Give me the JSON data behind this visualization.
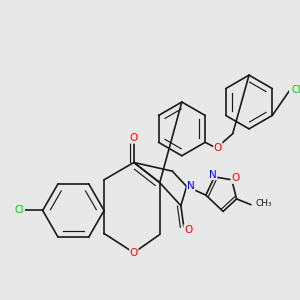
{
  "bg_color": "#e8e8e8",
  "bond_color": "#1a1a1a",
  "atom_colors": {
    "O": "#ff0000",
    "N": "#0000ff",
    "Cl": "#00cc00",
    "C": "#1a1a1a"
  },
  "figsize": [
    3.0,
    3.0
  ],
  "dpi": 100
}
::::::
_SET TASK:_
Set the data above down again exactly as given, with no pictures.

_REPLY TO THE TASK:_
Give me the JSON data behind this visualization.
{
  "bg_color": "#e8e8e8",
  "bond_color": "#1a1a1a",
  "atom_colors": {
    "O": "#ff0000",
    "N": "#0000ff",
    "Cl": "#00cc00",
    "C": "#1a1a1a"
  },
  "figsize": [
    3.0,
    3.0
  ],
  "dpi": 100
}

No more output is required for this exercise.